#### Supplied material ####

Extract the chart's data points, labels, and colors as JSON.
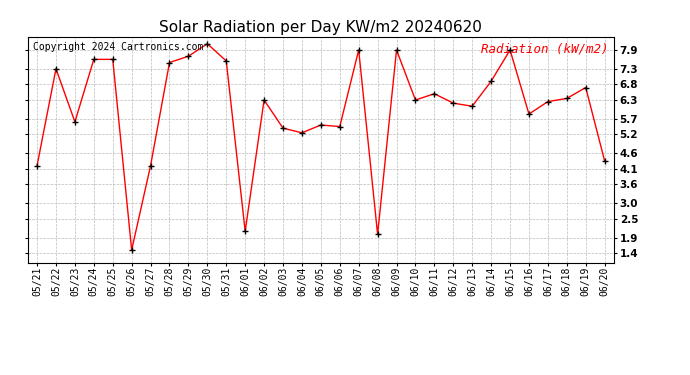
{
  "title": "Solar Radiation per Day KW/m2 20240620",
  "copyright": "Copyright 2024 Cartronics.com",
  "legend_label": "Radiation (kW/m2)",
  "dates": [
    "05/21",
    "05/22",
    "05/23",
    "05/24",
    "05/25",
    "05/26",
    "05/27",
    "05/28",
    "05/29",
    "05/30",
    "05/31",
    "06/01",
    "06/02",
    "06/03",
    "06/04",
    "06/05",
    "06/06",
    "06/07",
    "06/08",
    "06/09",
    "06/10",
    "06/11",
    "06/12",
    "06/13",
    "06/14",
    "06/15",
    "06/16",
    "06/17",
    "06/18",
    "06/19",
    "06/20"
  ],
  "values": [
    4.2,
    7.3,
    5.6,
    7.6,
    7.6,
    1.5,
    4.2,
    7.5,
    7.7,
    8.1,
    7.55,
    2.1,
    6.3,
    5.4,
    5.25,
    5.5,
    5.45,
    7.9,
    2.0,
    7.9,
    6.3,
    6.5,
    6.2,
    6.1,
    6.9,
    7.9,
    5.85,
    6.25,
    6.35,
    6.7,
    4.35
  ],
  "yticks": [
    1.4,
    1.9,
    2.5,
    3.0,
    3.6,
    4.1,
    4.6,
    5.2,
    5.7,
    6.3,
    6.8,
    7.3,
    7.9
  ],
  "ylim": [
    1.1,
    8.3
  ],
  "line_color": "red",
  "marker_color": "black",
  "background_color": "white",
  "grid_color": "#bbbbbb",
  "title_fontsize": 11,
  "copyright_fontsize": 7,
  "legend_fontsize": 9,
  "tick_fontsize": 7,
  "ytick_fontsize": 7.5
}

####

Exercise directions =>
Copy out the records above in full, exactly as written, but not the pictures.

Answer =>
Extract the chart's data points, labels, and colors as JSON.
{
  "title": "Solar Radiation per Day KW/m2 20240620",
  "copyright": "Copyright 2024 Cartronics.com",
  "legend_label": "Radiation (kW/m2)",
  "dates": [
    "05/21",
    "05/22",
    "05/23",
    "05/24",
    "05/25",
    "05/26",
    "05/27",
    "05/28",
    "05/29",
    "05/30",
    "05/31",
    "06/01",
    "06/02",
    "06/03",
    "06/04",
    "06/05",
    "06/06",
    "06/07",
    "06/08",
    "06/09",
    "06/10",
    "06/11",
    "06/12",
    "06/13",
    "06/14",
    "06/15",
    "06/16",
    "06/17",
    "06/18",
    "06/19",
    "06/20"
  ],
  "values": [
    4.2,
    7.3,
    5.6,
    7.6,
    7.6,
    1.5,
    4.2,
    7.5,
    7.7,
    8.1,
    7.55,
    2.1,
    6.3,
    5.4,
    5.25,
    5.5,
    5.45,
    7.9,
    2.0,
    7.9,
    6.3,
    6.5,
    6.2,
    6.1,
    6.9,
    7.9,
    5.85,
    6.25,
    6.35,
    6.7,
    4.35
  ],
  "yticks": [
    1.4,
    1.9,
    2.5,
    3.0,
    3.6,
    4.1,
    4.6,
    5.2,
    5.7,
    6.3,
    6.8,
    7.3,
    7.9
  ],
  "ylim": [
    1.1,
    8.3
  ],
  "line_color": "red",
  "marker_color": "black",
  "background_color": "white",
  "grid_color": "#bbbbbb",
  "title_fontsize": 11,
  "copyright_fontsize": 7,
  "legend_fontsize": 9,
  "tick_fontsize": 7,
  "ytick_fontsize": 7.5
}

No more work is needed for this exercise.